- The problem: How many of the lines below contain "smoothed"? Answer with that number alone.

- Recorded data:
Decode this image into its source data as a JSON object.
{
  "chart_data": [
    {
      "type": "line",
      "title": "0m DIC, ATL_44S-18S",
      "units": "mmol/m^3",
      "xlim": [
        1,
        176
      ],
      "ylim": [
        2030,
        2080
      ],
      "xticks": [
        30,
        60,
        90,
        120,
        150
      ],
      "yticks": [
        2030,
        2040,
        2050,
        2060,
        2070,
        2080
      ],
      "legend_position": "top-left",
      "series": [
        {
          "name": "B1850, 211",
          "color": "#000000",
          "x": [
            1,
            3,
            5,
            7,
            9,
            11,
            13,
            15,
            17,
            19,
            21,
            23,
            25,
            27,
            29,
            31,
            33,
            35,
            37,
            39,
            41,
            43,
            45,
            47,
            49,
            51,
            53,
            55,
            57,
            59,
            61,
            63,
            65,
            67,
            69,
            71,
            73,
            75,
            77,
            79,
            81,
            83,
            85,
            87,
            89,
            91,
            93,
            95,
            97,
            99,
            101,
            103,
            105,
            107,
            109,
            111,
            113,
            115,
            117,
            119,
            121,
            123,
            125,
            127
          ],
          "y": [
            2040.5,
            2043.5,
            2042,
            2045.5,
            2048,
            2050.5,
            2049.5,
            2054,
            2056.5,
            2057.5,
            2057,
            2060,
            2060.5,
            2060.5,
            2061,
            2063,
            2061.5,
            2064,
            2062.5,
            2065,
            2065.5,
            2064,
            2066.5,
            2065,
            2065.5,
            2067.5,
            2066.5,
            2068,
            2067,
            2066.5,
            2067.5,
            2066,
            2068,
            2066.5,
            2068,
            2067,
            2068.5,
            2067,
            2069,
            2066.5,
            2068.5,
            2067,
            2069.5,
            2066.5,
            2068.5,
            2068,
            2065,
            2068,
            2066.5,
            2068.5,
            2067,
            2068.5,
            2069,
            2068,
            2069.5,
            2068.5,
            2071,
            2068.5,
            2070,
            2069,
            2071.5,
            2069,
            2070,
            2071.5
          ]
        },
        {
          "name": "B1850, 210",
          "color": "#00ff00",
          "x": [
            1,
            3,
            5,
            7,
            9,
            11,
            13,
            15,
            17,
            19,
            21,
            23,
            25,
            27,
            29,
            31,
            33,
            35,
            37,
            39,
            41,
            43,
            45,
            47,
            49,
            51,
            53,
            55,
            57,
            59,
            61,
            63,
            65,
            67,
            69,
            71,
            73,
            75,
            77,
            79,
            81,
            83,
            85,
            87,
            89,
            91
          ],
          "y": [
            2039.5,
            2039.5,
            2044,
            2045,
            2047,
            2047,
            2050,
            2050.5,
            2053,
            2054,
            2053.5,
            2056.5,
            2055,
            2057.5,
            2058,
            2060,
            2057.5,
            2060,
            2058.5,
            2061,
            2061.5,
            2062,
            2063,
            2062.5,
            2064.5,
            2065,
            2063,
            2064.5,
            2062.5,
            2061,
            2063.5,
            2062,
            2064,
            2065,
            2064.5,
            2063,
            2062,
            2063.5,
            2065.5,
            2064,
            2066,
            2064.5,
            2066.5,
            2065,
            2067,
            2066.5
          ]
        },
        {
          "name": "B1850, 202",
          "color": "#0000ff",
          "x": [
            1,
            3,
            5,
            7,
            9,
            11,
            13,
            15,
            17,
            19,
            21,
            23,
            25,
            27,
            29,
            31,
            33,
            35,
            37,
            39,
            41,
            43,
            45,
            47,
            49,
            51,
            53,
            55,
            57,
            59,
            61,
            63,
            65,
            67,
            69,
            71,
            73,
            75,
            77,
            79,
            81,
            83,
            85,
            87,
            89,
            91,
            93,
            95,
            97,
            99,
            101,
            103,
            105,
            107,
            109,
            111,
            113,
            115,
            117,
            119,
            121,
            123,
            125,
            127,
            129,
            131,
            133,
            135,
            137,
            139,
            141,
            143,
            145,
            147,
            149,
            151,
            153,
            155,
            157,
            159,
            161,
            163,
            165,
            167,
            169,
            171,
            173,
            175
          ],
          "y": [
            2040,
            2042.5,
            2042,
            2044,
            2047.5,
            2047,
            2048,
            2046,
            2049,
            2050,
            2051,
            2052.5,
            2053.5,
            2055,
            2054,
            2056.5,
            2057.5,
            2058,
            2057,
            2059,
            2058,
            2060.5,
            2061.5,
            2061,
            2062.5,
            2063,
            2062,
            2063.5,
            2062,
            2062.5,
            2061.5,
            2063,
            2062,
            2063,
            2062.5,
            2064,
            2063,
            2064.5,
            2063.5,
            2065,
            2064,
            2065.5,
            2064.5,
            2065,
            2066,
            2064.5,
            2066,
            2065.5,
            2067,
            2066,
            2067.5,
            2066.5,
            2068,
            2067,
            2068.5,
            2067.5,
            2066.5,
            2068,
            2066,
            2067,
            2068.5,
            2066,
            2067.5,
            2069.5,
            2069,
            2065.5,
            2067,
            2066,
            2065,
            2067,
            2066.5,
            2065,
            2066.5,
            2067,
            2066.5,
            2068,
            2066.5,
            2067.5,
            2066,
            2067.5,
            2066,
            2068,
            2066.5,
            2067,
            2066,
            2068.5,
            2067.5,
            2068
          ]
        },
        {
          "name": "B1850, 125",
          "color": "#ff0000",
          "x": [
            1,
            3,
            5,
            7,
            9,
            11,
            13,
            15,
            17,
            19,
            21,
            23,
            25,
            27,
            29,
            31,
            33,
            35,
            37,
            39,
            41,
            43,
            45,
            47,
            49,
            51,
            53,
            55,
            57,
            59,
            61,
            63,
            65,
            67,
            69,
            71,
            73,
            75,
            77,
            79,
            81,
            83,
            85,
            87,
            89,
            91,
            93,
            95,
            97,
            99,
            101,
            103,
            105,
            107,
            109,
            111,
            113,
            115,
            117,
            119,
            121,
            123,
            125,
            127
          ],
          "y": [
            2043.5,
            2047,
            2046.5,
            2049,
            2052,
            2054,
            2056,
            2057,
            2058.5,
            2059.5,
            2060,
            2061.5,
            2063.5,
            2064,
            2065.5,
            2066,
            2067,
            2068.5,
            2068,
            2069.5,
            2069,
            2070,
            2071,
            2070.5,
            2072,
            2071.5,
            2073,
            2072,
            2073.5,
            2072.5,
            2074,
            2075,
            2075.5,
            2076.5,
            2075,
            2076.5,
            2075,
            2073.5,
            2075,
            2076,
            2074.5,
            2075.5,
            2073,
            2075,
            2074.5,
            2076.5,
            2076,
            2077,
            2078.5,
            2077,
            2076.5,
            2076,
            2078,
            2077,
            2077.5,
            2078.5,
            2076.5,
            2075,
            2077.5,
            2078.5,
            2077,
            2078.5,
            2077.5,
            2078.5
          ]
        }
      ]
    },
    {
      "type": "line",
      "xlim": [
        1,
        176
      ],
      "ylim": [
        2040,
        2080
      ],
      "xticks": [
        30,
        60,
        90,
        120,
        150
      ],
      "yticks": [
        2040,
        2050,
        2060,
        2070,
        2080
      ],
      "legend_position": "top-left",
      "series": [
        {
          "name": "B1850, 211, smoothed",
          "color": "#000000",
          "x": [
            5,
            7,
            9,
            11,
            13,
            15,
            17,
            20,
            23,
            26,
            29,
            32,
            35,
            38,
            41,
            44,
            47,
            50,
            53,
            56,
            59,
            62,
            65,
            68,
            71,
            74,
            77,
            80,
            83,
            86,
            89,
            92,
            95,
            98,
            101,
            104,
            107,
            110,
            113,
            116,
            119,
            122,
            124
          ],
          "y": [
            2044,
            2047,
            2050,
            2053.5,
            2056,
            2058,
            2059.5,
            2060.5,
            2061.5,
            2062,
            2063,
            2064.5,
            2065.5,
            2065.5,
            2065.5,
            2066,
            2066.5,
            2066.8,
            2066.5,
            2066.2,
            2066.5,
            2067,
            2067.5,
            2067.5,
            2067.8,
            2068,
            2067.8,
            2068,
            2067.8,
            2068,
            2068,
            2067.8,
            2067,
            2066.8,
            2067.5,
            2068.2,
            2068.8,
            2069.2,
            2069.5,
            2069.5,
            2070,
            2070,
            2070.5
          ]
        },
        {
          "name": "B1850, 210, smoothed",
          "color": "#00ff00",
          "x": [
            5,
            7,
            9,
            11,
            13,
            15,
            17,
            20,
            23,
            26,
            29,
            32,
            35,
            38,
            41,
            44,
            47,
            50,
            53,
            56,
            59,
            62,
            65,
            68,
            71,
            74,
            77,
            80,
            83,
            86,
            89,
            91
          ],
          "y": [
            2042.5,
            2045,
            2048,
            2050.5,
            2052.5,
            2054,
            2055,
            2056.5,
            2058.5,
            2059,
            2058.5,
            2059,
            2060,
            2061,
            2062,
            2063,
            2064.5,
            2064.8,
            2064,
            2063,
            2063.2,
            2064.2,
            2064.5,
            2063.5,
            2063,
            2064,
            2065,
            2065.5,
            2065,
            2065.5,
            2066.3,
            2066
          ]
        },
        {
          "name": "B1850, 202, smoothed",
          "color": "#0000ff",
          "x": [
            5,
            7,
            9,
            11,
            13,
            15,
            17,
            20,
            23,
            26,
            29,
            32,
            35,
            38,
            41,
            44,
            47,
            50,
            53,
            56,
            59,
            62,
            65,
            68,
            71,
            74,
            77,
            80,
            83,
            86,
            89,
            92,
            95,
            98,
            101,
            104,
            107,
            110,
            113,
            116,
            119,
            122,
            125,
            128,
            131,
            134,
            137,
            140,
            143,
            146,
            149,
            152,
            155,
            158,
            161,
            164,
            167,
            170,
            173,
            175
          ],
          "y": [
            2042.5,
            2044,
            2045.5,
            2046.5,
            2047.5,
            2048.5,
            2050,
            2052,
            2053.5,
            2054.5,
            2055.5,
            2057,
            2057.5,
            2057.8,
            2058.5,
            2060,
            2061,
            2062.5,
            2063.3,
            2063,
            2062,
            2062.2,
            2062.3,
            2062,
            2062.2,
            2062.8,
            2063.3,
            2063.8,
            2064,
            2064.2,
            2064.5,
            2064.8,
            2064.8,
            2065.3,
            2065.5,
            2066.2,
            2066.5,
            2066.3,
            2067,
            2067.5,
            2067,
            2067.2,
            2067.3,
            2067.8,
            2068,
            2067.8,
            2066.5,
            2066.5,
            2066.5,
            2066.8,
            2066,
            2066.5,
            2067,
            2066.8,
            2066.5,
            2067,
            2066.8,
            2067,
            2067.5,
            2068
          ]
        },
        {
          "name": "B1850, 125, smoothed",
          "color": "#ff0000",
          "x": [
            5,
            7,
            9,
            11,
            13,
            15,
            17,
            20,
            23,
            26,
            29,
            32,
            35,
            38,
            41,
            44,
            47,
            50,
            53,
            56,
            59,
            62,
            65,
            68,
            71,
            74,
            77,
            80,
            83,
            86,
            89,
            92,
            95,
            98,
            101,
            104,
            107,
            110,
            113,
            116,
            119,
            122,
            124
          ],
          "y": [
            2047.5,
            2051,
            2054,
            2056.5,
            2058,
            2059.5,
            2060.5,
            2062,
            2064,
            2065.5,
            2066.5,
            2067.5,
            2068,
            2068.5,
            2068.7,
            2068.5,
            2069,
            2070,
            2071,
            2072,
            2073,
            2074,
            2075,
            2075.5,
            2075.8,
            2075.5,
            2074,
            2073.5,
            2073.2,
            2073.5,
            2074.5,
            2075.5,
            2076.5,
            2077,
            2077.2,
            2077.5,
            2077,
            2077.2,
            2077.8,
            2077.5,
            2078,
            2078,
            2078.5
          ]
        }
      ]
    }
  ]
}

- Solved exercise: 4